Write out each line beneath this one exactly as it reads.

A block of data:
###

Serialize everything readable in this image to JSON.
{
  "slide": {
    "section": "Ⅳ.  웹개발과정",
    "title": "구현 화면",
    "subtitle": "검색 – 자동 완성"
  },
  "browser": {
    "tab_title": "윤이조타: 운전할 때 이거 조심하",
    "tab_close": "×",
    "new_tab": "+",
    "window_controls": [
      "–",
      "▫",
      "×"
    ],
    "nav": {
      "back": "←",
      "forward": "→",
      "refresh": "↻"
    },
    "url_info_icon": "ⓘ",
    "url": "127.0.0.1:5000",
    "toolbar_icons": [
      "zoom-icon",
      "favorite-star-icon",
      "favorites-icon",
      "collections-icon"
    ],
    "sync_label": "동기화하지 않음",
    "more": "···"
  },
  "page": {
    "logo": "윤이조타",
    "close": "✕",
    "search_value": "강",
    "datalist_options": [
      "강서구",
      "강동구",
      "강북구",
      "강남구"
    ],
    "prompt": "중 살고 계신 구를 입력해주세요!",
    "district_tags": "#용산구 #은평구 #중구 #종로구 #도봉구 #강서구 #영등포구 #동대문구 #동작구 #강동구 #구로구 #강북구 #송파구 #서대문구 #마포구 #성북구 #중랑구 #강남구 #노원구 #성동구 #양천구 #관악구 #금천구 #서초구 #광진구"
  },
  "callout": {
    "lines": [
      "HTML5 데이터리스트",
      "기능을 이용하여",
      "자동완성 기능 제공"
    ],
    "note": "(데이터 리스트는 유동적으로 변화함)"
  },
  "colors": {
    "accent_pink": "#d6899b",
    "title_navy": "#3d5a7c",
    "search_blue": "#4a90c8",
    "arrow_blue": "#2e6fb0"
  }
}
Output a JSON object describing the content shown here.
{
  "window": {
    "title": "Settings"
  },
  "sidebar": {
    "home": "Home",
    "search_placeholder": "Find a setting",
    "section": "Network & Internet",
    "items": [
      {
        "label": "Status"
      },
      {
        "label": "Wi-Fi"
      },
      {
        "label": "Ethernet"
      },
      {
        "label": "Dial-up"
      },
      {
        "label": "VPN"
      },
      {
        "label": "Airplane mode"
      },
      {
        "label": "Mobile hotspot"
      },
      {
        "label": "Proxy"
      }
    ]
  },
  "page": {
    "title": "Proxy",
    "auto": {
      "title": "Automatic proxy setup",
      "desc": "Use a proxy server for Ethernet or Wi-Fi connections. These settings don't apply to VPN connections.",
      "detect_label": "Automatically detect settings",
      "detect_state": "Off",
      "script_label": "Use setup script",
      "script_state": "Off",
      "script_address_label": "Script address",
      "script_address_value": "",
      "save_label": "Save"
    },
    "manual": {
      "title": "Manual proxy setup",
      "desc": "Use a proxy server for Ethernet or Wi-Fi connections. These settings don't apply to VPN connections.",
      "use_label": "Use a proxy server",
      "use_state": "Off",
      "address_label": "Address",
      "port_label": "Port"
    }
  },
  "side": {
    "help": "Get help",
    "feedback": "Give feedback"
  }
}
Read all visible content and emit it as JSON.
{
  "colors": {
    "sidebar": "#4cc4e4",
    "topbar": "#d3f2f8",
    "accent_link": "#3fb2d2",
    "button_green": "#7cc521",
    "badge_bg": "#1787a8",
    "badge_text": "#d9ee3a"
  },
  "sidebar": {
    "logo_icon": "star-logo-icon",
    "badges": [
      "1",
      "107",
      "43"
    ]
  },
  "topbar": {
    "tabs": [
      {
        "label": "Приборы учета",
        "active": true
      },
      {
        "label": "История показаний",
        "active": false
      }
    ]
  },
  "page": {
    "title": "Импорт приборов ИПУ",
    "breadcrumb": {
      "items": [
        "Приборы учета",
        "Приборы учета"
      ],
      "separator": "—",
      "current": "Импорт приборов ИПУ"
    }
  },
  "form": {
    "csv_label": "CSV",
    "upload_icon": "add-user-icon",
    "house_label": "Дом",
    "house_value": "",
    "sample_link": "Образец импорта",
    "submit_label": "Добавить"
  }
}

###

Finished exercise.
Serialize everything readable in this image to JSON.
{
  "slide": {
    "section": "Ⅳ.  웹개발과정",
    "title": "구현 화면",
    "subtitle": "검색 – 자동 완성"
  },
  "browser": {
    "tab_title": "윤이조타: 운전할 때 이거 조심하",
    "tab_close": "×",
    "new_tab": "+",
    "window_controls": [
      "–",
      "▫",
      "×"
    ],
    "nav": {
      "back": "←",
      "forward": "→",
      "refresh": "↻"
    },
    "url_info_icon": "ⓘ",
    "url": "127.0.0.1:5000",
    "toolbar_icons": [
      "zoom-icon",
      "favorite-star-icon",
      "favorites-icon",
      "collections-icon"
    ],
    "sync_label": "동기화하지 않음",
    "more": "···"
  },
  "page": {
    "logo": "윤이조타",
    "close": "✕",
    "search_value": "강",
    "datalist_options": [
      "강서구",
      "강동구",
      "강북구",
      "강남구"
    ],
    "prompt": "중 살고 계신 구를 입력해주세요!",
    "district_tags": "#용산구 #은평구 #중구 #종로구 #도봉구 #강서구 #영등포구 #동대문구 #동작구 #강동구 #구로구 #강북구 #송파구 #서대문구 #마포구 #성북구 #중랑구 #강남구 #노원구 #성동구 #양천구 #관악구 #금천구 #서초구 #광진구"
  },
  "callout": {
    "lines": [
      "HTML5 데이터리스트",
      "기능을 이용하여",
      "자동완성 기능 제공"
    ],
    "note": "(데이터 리스트는 유동적으로 변화함)"
  },
  "colors": {
    "accent_pink": "#d6899b",
    "title_navy": "#3d5a7c",
    "search_blue": "#4a90c8",
    "arrow_blue": "#2e6fb0"
  }
}
Output a JSON object describing the content shown here.
{
  "window": {
    "title": "Settings"
  },
  "sidebar": {
    "home": "Home",
    "search_placeholder": "Find a setting",
    "section": "Network & Internet",
    "items": [
      {
        "label": "Status"
      },
      {
        "label": "Wi-Fi"
      },
      {
        "label": "Ethernet"
      },
      {
        "label": "Dial-up"
      },
      {
        "label": "VPN"
      },
      {
        "label": "Airplane mode"
      },
      {
        "label": "Mobile hotspot"
      },
      {
        "label": "Proxy"
      }
    ]
  },
  "page": {
    "title": "Proxy",
    "auto": {
      "title": "Automatic proxy setup",
      "desc": "Use a proxy server for Ethernet or Wi-Fi connections. These settings don't apply to VPN connections.",
      "detect_label": "Automatically detect settings",
      "detect_state": "Off",
      "script_label": "Use setup script",
      "script_state": "Off",
      "script_address_label": "Script address",
      "script_address_value": "",
      "save_label": "Save"
    },
    "manual": {
      "title": "Manual proxy setup",
      "desc": "Use a proxy server for Ethernet or Wi-Fi connections. These settings don't apply to VPN connections.",
      "use_label": "Use a proxy server",
      "use_state": "Off",
      "address_label": "Address",
      "port_label": "Port"
    }
  },
  "side": {
    "help": "Get help",
    "feedback": "Give feedback"
  }
}
Read all visible content and emit it as JSON.
{
  "colors": {
    "sidebar": "#4cc4e4",
    "topbar": "#d3f2f8",
    "accent_link": "#3fb2d2",
    "button_green": "#7cc521",
    "badge_bg": "#1787a8",
    "badge_text": "#d9ee3a"
  },
  "sidebar": {
    "logo_icon": "star-logo-icon",
    "badges": [
      "1",
      "107",
      "43"
    ]
  },
  "topbar": {
    "tabs": [
      {
        "label": "Приборы учета",
        "active": true
      },
      {
        "label": "История показаний",
        "active": false
      }
    ]
  },
  "page": {
    "title": "Импорт приборов ИПУ",
    "breadcrumb": {
      "items": [
        "Приборы учета",
        "Приборы учета"
      ],
      "separator": "—",
      "current": "Импорт приборов ИПУ"
    }
  },
  "form": {
    "csv_label": "CSV",
    "upload_icon": "add-user-icon",
    "house_label": "Дом",
    "house_value": "",
    "sample_link": "Образец импорта",
    "submit_label": "Добавить"
  }
}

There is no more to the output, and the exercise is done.